Information supplied Start Marker

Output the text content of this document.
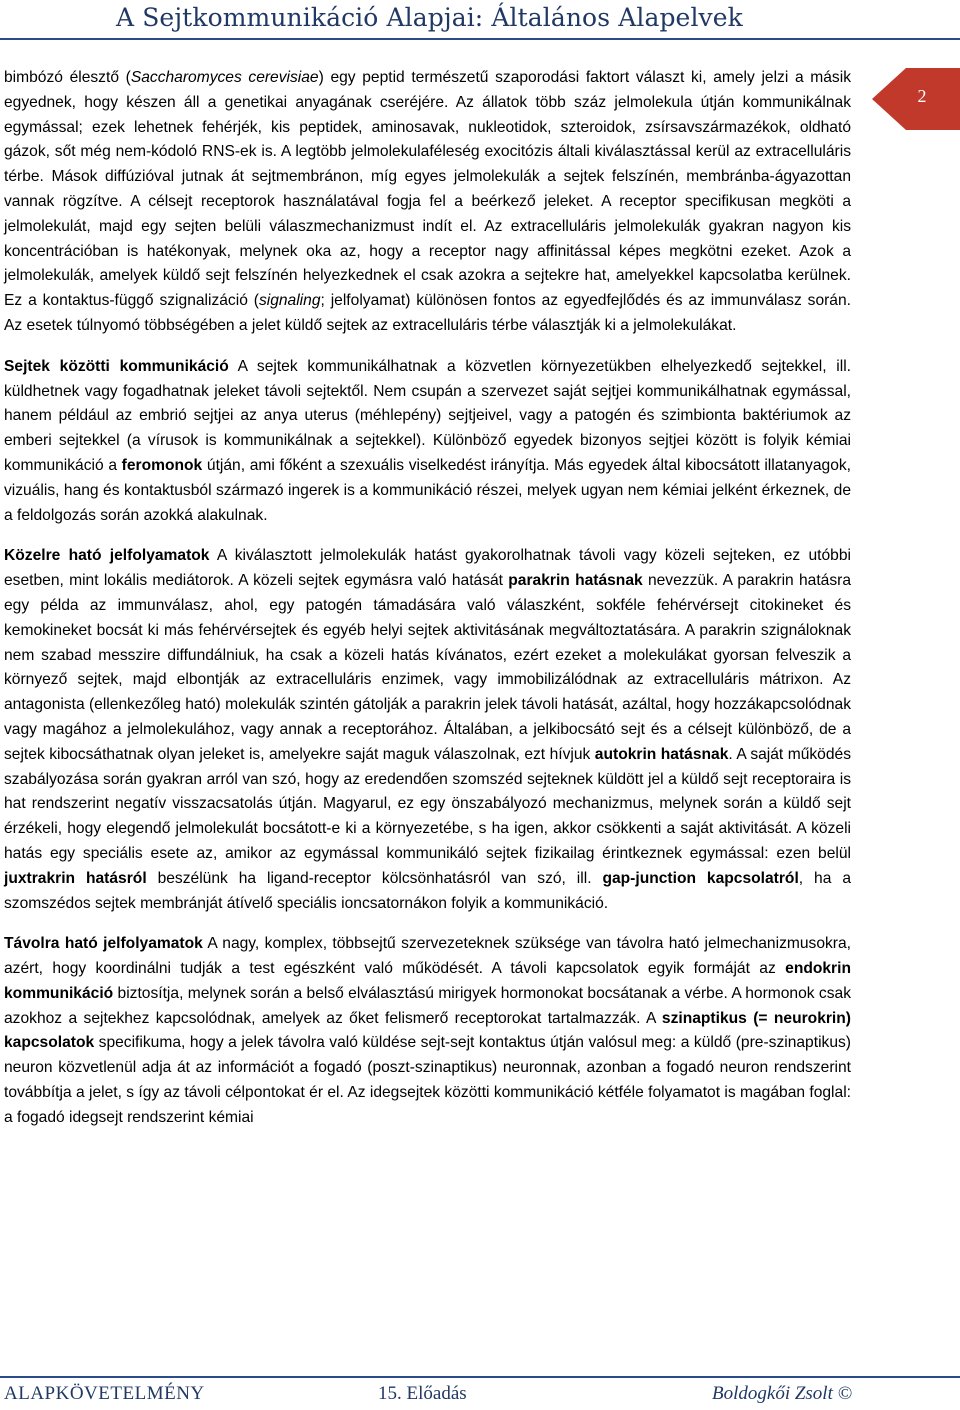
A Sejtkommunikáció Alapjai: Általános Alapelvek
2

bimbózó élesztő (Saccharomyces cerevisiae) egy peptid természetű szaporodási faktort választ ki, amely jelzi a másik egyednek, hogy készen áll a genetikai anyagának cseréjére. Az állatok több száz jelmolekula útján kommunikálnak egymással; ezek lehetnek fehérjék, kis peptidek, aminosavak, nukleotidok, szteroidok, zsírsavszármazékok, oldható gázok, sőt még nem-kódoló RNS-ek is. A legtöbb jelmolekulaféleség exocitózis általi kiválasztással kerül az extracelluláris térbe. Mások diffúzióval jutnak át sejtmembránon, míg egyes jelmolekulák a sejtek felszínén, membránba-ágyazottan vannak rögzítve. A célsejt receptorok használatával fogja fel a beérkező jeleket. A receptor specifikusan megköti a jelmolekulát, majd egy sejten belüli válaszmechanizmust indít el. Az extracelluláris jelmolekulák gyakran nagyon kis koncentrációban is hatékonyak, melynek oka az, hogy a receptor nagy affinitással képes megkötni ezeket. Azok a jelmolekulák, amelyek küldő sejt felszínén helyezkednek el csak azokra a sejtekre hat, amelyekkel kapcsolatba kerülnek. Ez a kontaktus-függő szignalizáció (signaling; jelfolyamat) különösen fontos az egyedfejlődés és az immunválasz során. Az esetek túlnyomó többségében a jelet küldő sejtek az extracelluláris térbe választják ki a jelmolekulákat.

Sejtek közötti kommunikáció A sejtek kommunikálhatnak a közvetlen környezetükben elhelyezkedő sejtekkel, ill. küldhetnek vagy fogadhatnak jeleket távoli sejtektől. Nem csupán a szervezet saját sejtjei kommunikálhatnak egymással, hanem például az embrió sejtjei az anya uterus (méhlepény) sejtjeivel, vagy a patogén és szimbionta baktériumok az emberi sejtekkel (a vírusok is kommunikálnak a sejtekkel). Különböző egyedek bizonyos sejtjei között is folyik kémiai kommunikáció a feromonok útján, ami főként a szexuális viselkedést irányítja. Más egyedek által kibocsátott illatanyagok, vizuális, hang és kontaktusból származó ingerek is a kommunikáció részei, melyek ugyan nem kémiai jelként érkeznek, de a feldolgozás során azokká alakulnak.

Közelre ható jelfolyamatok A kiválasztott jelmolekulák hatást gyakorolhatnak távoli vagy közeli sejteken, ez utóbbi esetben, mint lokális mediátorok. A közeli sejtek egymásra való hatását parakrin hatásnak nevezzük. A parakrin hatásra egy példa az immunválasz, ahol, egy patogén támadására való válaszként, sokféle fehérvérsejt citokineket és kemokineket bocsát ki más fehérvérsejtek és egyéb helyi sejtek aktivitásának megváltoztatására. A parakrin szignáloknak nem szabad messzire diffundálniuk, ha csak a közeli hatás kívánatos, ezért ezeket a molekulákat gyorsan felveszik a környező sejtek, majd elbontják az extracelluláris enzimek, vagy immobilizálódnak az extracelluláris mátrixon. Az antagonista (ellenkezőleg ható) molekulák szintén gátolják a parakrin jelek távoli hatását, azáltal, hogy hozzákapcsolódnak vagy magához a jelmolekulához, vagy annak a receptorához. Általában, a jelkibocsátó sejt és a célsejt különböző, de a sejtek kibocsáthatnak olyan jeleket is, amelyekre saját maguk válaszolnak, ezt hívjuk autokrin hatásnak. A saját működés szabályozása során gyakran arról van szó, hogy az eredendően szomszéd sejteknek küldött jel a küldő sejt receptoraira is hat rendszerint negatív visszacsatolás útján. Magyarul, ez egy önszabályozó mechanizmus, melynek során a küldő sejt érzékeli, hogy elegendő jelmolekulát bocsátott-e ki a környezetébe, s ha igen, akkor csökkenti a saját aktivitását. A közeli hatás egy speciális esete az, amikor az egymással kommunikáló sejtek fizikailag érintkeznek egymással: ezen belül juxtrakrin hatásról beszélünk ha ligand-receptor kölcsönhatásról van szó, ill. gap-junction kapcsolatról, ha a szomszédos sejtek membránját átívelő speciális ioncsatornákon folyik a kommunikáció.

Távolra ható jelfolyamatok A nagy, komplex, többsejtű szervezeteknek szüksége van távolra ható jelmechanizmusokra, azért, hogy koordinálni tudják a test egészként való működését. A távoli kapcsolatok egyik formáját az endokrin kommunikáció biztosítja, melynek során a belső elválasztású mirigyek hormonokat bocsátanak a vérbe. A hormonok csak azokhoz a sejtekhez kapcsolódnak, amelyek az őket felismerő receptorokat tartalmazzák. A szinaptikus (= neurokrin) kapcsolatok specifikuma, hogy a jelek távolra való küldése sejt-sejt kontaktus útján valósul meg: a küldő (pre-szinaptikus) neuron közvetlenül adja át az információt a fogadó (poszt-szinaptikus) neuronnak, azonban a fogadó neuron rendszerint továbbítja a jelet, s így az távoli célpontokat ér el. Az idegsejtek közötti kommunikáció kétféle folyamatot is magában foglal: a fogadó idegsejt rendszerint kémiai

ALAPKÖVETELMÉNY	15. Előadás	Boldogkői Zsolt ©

Information supplied End Marker
Information supplied Start Marker

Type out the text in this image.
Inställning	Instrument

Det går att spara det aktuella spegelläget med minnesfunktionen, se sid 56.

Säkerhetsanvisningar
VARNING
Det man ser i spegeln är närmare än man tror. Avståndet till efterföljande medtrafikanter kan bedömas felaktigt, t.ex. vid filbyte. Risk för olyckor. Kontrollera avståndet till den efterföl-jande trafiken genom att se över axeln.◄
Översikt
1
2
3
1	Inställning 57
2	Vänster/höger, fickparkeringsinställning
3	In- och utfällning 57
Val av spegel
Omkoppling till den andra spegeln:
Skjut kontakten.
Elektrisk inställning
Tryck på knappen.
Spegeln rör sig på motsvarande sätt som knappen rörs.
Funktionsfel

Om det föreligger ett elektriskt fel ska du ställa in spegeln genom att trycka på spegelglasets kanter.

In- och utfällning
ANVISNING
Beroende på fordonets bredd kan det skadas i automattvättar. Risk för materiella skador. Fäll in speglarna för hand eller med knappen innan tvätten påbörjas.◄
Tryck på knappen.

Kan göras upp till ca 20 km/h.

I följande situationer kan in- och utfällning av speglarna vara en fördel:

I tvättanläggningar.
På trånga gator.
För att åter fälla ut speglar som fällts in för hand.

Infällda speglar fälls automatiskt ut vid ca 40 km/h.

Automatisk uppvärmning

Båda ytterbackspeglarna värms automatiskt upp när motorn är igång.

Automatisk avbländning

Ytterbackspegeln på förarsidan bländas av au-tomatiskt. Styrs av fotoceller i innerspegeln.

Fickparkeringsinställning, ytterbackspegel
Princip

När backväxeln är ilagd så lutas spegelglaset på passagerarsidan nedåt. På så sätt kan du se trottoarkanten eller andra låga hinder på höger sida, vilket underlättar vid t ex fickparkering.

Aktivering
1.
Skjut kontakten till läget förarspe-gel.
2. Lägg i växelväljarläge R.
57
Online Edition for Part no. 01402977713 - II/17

Information supplied End Marker

## [Task details]
Would you copy every line of the entries that includes the word "höger"?

## [Your solution]
2	Vänster/höger, fickparkeringsinställning
När backväxeln är ilagd så lutas spegelglaset på passagerarsidan nedåt. På så sätt kan du se trottoarkanten eller andra låga hinder på höger sida, vilket underlättar vid t ex fickparkering.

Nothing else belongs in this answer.